▸ YOUR OBJECTIVE
The entries below should be quoted exactly, with no pictures carried over.

>> Begin

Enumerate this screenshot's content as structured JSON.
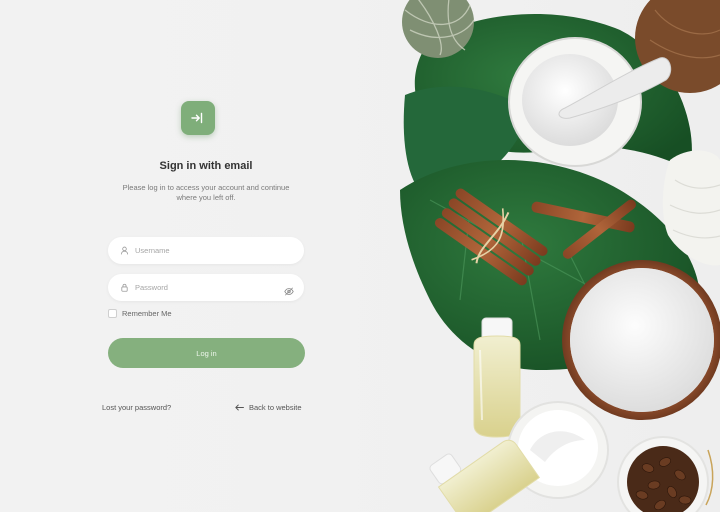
{
  "login": {
    "title": "Sign in with email",
    "subtitle_line1": "Please log in to access your account and continue",
    "subtitle_line2": "where you left off.",
    "username_placeholder": "Username",
    "password_placeholder": "Password",
    "remember_label": "Remember Me",
    "login_button": "Log in",
    "lost_password": "Lost your password?",
    "back_to_website": "Back to website"
  },
  "icons": {
    "logo": "sign-in-icon",
    "username": "user-icon",
    "password": "lock-icon",
    "toggle_visibility": "eye-off-icon",
    "back": "arrow-left-icon"
  },
  "colors": {
    "accent": "#85b07e",
    "logo_bg": "#7fae7a",
    "background": "#f1f1f1"
  }
}
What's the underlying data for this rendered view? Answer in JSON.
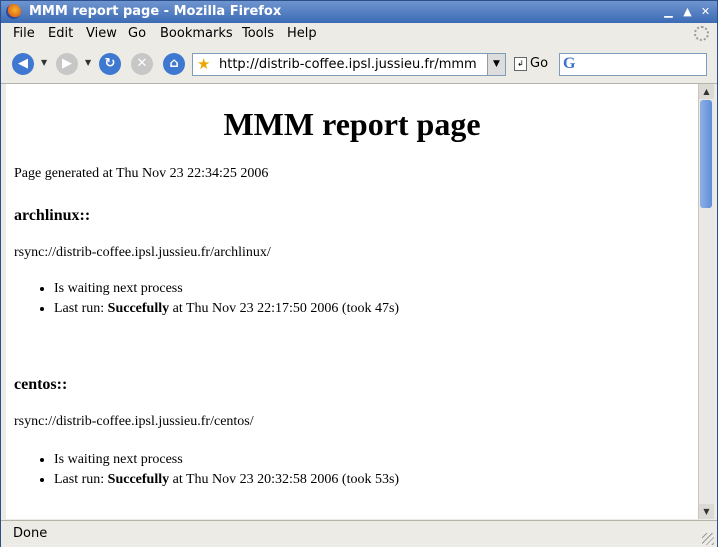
{
  "window": {
    "title": "MMM report page - Mozilla Firefox"
  },
  "menu": {
    "items": [
      {
        "label": "File"
      },
      {
        "label": "Edit"
      },
      {
        "label": "View"
      },
      {
        "label": "Go"
      },
      {
        "label": "Bookmarks"
      },
      {
        "label": "Tools"
      },
      {
        "label": "Help"
      }
    ]
  },
  "nav": {
    "url": "http://distrib-coffee.ipsl.jussieu.fr/mmm",
    "go_label": "Go",
    "search_value": ""
  },
  "page": {
    "heading": "MMM report page",
    "generated": "Page generated at Thu Nov 23 22:34:25 2006",
    "sections": [
      {
        "name": "archlinux::",
        "url": "rsync://distrib-coffee.ipsl.jussieu.fr/archlinux/",
        "status": "Is waiting next process",
        "last_run_prefix": "Last run: ",
        "last_run_result": "Succefully",
        "last_run_suffix": " at Thu Nov 23 22:17:50 2006 (took 47s)"
      },
      {
        "name": "centos::",
        "url": "rsync://distrib-coffee.ipsl.jussieu.fr/centos/",
        "status": "Is waiting next process",
        "last_run_prefix": "Last run: ",
        "last_run_result": "Succefully",
        "last_run_suffix": " at Thu Nov 23 20:32:58 2006 (took 53s)"
      }
    ]
  },
  "status": {
    "text": "Done"
  },
  "colors": {
    "titlebar": "#3c6bb5",
    "scroll_thumb": "#5f8ed8"
  }
}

>> End

▸ EXERCISE SOLUTION
Enumerate this screenshot's content as structured JSON.
{
  "login": {
    "title": "Sign in with email",
    "subtitle_line1": "Please log in to access your account and continue",
    "subtitle_line2": "where you left off.",
    "username_placeholder": "Username",
    "password_placeholder": "Password",
    "remember_label": "Remember Me",
    "login_button": "Log in",
    "lost_password": "Lost your password?",
    "back_to_website": "Back to website"
  },
  "icons": {
    "logo": "sign-in-icon",
    "username": "user-icon",
    "password": "lock-icon",
    "toggle_visibility": "eye-off-icon",
    "back": "arrow-left-icon"
  },
  "colors": {
    "accent": "#85b07e",
    "logo_bg": "#7fae7a",
    "background": "#f1f1f1"
  }
}
What's the underlying data for this rendered view? Answer in JSON.
{
  "window": {
    "title": "MMM report page - Mozilla Firefox"
  },
  "menu": {
    "items": [
      {
        "label": "File"
      },
      {
        "label": "Edit"
      },
      {
        "label": "View"
      },
      {
        "label": "Go"
      },
      {
        "label": "Bookmarks"
      },
      {
        "label": "Tools"
      },
      {
        "label": "Help"
      }
    ]
  },
  "nav": {
    "url": "http://distrib-coffee.ipsl.jussieu.fr/mmm",
    "go_label": "Go",
    "search_value": ""
  },
  "page": {
    "heading": "MMM report page",
    "generated": "Page generated at Thu Nov 23 22:34:25 2006",
    "sections": [
      {
        "name": "archlinux::",
        "url": "rsync://distrib-coffee.ipsl.jussieu.fr/archlinux/",
        "status": "Is waiting next process",
        "last_run_prefix": "Last run: ",
        "last_run_result": "Succefully",
        "last_run_suffix": " at Thu Nov 23 22:17:50 2006 (took 47s)"
      },
      {
        "name": "centos::",
        "url": "rsync://distrib-coffee.ipsl.jussieu.fr/centos/",
        "status": "Is waiting next process",
        "last_run_prefix": "Last run: ",
        "last_run_result": "Succefully",
        "last_run_suffix": " at Thu Nov 23 20:32:58 2006 (took 53s)"
      }
    ]
  },
  "status": {
    "text": "Done"
  },
  "colors": {
    "titlebar": "#3c6bb5",
    "scroll_thumb": "#5f8ed8"
  }
}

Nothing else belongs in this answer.